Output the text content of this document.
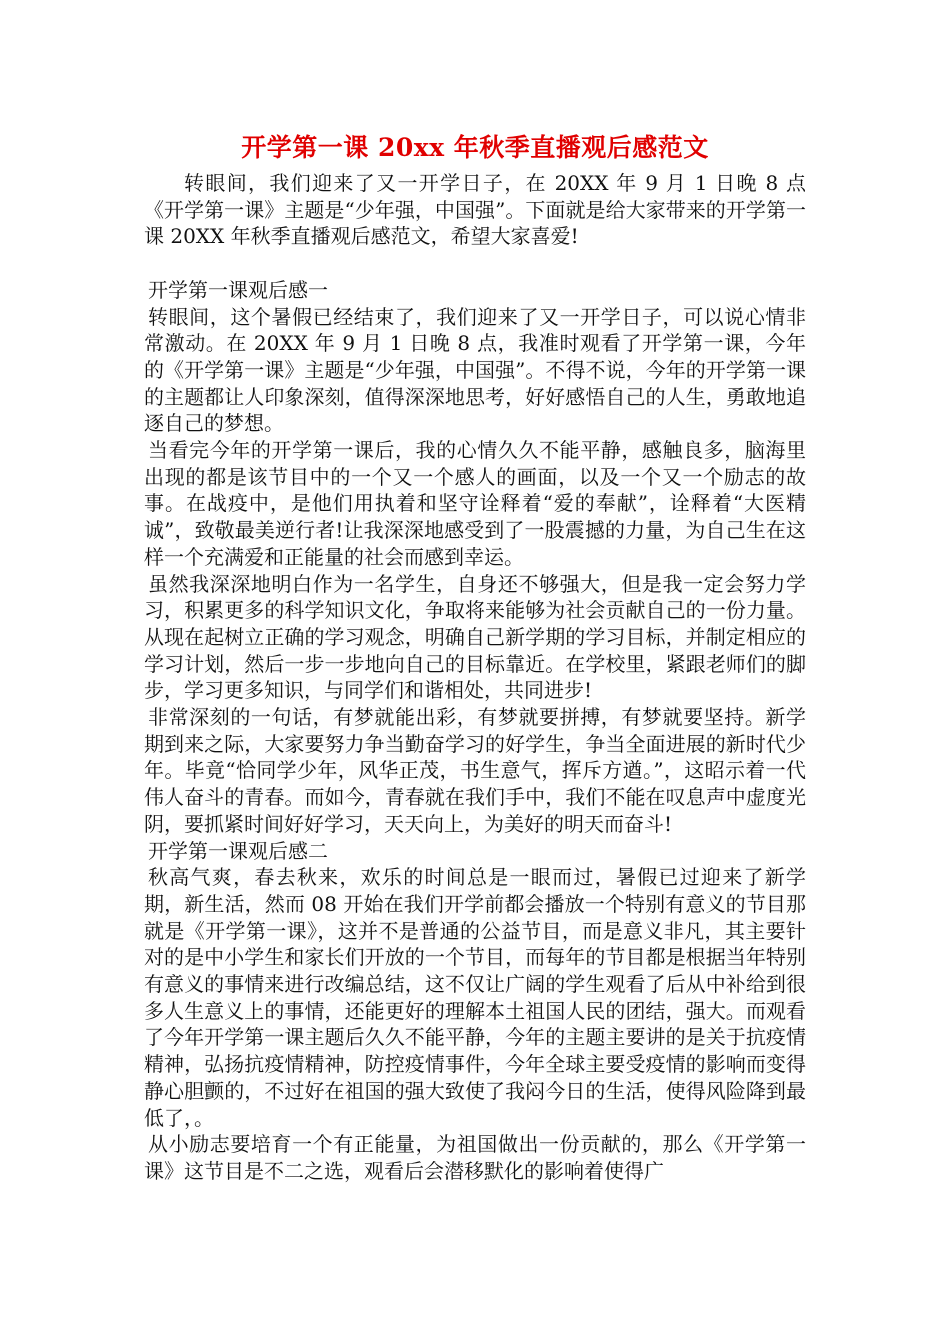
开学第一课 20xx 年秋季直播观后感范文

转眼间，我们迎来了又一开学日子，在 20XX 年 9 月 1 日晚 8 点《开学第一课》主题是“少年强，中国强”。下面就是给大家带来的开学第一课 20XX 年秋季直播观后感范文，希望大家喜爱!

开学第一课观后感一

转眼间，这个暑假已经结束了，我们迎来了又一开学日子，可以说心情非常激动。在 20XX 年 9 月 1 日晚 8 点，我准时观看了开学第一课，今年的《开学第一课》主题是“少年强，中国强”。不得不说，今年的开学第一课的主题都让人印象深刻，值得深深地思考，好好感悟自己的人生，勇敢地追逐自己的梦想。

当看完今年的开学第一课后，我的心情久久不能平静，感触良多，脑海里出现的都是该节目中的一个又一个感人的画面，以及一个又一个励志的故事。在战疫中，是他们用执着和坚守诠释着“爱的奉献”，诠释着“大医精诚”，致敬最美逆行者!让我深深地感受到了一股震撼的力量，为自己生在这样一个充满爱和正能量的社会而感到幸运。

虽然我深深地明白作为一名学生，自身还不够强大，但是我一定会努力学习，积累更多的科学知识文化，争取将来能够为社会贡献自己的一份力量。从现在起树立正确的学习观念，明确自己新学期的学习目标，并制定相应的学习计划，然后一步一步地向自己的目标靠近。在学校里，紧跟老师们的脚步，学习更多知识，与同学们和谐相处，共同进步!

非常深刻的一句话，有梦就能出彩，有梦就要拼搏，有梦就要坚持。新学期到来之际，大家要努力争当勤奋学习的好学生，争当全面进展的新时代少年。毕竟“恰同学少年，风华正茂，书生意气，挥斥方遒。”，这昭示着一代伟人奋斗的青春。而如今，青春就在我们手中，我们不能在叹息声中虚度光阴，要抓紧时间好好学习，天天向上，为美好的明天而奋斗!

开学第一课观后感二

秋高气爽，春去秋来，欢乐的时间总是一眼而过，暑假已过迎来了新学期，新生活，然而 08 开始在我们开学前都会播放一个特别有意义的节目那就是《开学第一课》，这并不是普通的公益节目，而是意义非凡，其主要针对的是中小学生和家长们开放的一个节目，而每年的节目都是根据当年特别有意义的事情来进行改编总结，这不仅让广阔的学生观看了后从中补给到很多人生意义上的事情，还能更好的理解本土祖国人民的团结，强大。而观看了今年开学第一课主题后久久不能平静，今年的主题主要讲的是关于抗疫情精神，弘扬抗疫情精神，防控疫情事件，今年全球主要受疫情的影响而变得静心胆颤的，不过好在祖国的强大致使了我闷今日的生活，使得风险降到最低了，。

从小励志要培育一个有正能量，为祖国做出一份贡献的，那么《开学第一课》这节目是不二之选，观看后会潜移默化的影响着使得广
◆ ◆ ◆ ◆ ◆
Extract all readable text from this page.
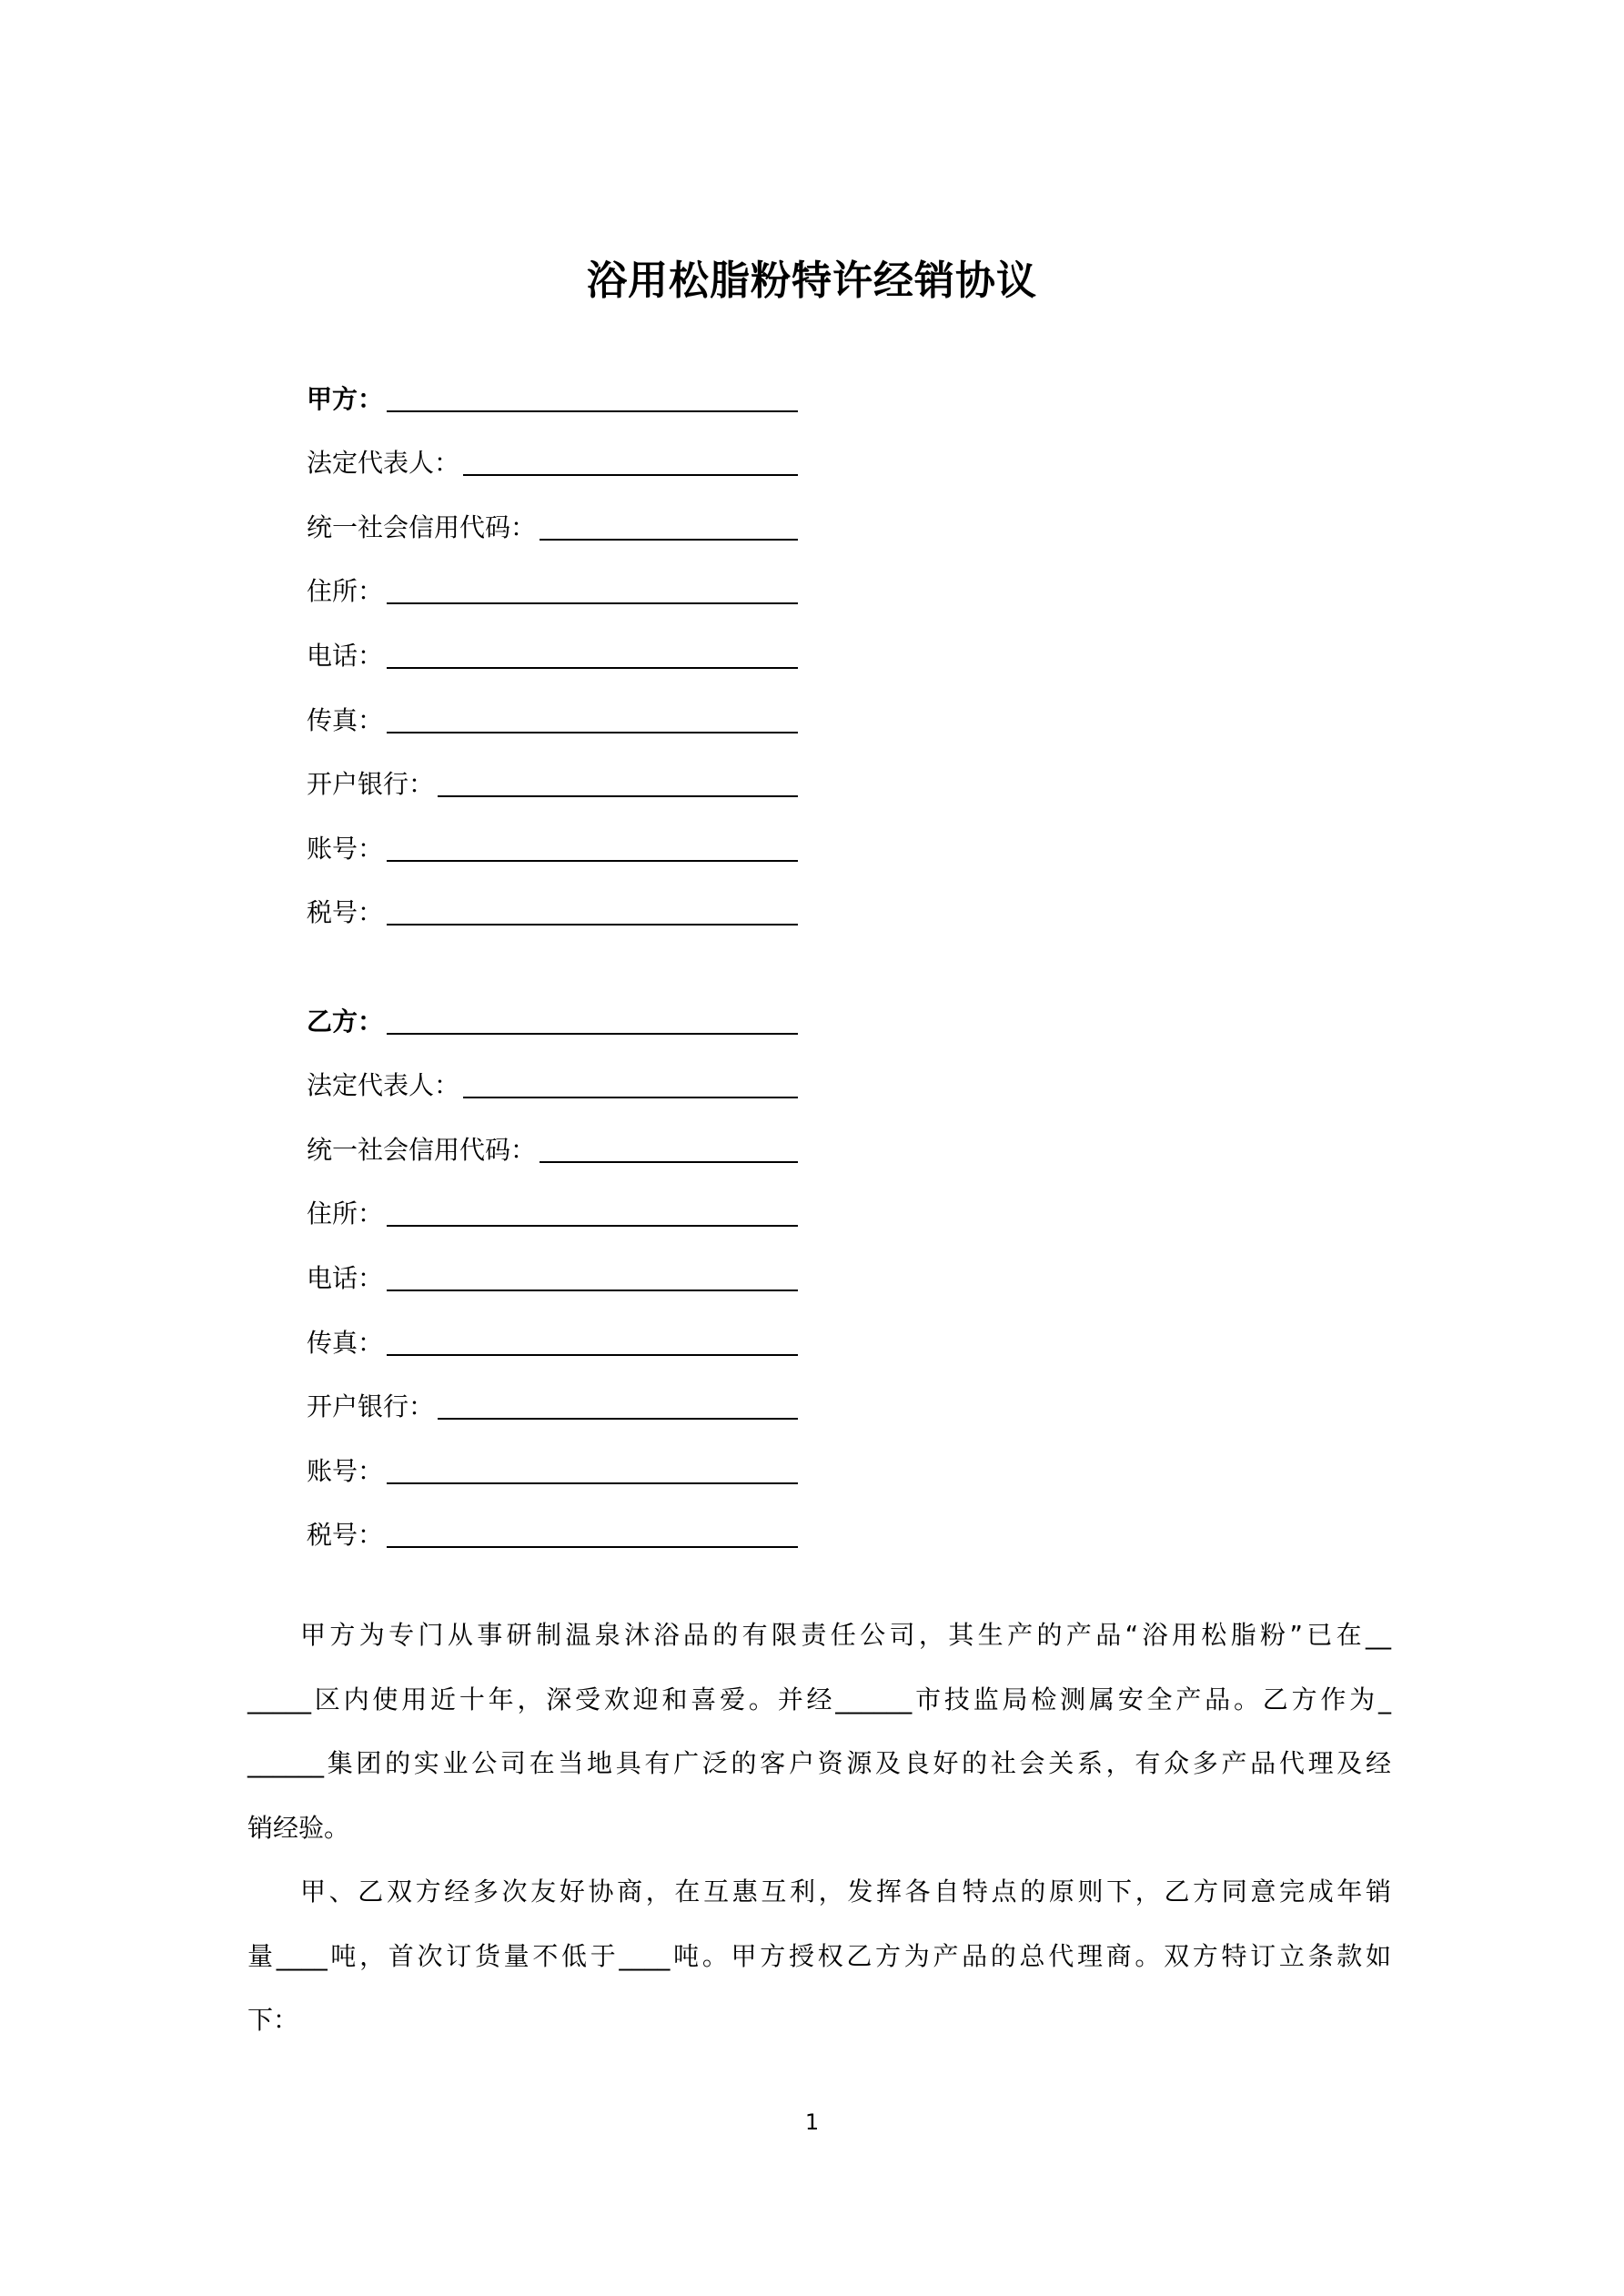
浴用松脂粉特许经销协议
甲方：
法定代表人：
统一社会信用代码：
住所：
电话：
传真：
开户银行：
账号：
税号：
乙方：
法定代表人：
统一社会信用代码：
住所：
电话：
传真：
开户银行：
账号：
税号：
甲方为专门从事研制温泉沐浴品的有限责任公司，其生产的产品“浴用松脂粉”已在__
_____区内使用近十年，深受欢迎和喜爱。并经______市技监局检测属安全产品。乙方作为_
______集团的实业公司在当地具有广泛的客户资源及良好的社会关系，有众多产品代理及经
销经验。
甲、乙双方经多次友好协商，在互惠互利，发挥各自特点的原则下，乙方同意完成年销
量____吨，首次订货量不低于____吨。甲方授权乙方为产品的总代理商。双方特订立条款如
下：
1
◆ ◆ ◆ ◆ ◆
▶ What is being asked
Go over the records above and tally each line that includes "text". Give the total by itself.

▶ Response to the task
2